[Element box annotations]
====
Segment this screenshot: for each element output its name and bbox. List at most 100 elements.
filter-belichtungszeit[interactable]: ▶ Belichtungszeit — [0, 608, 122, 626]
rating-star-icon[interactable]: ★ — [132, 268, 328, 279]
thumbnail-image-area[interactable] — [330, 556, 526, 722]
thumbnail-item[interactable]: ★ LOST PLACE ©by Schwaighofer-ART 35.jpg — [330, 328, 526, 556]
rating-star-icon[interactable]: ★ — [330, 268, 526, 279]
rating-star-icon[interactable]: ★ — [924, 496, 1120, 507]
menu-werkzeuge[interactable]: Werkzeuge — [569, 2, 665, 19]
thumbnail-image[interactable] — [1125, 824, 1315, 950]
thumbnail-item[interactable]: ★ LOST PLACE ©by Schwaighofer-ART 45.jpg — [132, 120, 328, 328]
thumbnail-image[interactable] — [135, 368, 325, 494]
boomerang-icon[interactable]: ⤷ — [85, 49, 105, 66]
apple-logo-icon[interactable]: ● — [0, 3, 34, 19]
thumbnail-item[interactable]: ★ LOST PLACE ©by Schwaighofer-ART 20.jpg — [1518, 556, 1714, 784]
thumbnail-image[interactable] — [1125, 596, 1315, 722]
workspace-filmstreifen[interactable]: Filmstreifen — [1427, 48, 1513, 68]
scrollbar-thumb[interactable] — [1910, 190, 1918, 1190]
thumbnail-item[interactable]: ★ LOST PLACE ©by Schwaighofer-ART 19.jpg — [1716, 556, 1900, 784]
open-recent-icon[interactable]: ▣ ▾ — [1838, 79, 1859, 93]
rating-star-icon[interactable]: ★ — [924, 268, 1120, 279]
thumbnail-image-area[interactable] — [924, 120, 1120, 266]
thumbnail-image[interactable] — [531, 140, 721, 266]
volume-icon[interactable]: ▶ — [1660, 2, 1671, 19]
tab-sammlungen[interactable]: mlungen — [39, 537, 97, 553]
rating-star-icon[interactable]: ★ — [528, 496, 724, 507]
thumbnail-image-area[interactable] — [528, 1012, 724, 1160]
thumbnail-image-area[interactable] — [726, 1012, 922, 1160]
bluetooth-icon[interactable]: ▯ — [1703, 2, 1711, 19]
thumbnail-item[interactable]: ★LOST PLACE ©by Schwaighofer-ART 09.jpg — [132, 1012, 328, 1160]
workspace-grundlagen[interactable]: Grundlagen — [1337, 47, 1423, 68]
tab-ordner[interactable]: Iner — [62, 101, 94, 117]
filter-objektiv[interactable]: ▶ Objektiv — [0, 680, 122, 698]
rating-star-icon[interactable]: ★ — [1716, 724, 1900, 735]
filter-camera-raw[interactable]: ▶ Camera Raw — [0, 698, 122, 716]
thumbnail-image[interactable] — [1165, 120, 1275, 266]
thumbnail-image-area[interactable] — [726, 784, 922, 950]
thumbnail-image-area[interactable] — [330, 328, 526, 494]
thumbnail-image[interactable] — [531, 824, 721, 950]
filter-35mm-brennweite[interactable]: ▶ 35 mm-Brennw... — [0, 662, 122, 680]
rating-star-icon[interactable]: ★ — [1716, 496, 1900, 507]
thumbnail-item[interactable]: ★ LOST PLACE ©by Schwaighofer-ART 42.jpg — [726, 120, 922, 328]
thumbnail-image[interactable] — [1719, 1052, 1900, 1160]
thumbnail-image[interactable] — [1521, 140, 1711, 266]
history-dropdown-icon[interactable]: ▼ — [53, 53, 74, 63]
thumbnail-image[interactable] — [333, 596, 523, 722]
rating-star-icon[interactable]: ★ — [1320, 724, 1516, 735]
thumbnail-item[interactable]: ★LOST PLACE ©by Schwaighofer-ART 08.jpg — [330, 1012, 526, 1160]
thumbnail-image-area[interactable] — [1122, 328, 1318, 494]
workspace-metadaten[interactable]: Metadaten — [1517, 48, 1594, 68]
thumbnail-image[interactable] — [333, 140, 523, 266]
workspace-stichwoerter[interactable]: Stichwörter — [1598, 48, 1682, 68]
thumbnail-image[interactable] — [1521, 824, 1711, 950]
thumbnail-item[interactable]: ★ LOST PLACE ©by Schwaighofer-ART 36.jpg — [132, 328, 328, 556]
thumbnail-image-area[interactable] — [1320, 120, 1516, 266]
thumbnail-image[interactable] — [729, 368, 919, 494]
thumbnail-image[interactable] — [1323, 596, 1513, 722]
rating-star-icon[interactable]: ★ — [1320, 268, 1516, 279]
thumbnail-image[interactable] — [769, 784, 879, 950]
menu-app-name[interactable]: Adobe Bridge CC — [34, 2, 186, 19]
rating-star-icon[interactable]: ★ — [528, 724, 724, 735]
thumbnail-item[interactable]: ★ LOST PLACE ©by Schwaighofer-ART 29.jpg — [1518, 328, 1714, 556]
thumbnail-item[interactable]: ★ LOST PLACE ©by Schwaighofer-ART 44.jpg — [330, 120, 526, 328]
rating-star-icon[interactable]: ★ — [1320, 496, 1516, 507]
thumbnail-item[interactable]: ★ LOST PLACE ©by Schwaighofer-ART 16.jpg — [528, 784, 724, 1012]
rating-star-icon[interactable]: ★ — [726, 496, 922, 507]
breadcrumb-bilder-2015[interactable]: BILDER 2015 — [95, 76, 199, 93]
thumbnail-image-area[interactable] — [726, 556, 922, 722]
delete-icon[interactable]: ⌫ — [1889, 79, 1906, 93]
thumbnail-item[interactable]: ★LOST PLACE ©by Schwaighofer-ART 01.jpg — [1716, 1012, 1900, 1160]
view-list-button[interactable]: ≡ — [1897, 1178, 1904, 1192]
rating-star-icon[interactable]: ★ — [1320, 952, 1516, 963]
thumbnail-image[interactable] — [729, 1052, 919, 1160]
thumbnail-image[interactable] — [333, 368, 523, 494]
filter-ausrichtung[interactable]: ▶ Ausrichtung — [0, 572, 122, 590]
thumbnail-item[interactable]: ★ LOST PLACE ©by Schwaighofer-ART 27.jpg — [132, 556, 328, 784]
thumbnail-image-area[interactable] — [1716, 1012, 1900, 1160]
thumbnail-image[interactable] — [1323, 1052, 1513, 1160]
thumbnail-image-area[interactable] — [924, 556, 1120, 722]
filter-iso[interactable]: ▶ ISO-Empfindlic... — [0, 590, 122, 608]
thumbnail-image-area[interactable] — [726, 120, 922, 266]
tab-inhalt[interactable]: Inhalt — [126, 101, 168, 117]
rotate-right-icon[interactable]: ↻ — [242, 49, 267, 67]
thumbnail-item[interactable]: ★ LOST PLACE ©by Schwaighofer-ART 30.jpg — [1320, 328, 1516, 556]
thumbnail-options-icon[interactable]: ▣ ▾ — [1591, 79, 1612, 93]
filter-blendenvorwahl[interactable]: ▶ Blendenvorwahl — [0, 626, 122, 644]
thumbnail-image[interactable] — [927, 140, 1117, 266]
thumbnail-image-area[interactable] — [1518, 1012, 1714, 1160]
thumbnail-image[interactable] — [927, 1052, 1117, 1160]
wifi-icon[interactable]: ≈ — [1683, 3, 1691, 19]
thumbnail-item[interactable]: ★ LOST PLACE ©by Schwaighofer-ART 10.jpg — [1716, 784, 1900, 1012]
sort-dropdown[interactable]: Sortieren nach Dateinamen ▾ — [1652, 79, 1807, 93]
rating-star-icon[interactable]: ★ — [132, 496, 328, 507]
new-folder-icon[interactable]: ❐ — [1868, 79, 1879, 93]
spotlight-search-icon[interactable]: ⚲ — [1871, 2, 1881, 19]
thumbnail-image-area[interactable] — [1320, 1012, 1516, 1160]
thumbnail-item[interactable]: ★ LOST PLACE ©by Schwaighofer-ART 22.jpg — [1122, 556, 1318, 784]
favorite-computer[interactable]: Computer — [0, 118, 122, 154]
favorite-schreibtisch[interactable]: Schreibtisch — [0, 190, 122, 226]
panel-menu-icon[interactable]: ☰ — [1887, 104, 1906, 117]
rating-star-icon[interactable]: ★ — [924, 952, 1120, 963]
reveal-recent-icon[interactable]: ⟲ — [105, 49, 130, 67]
====
* _Given task_
Count the lines above that contain the string "workspace", and reply with the number alone.

* _Solution for this task_
4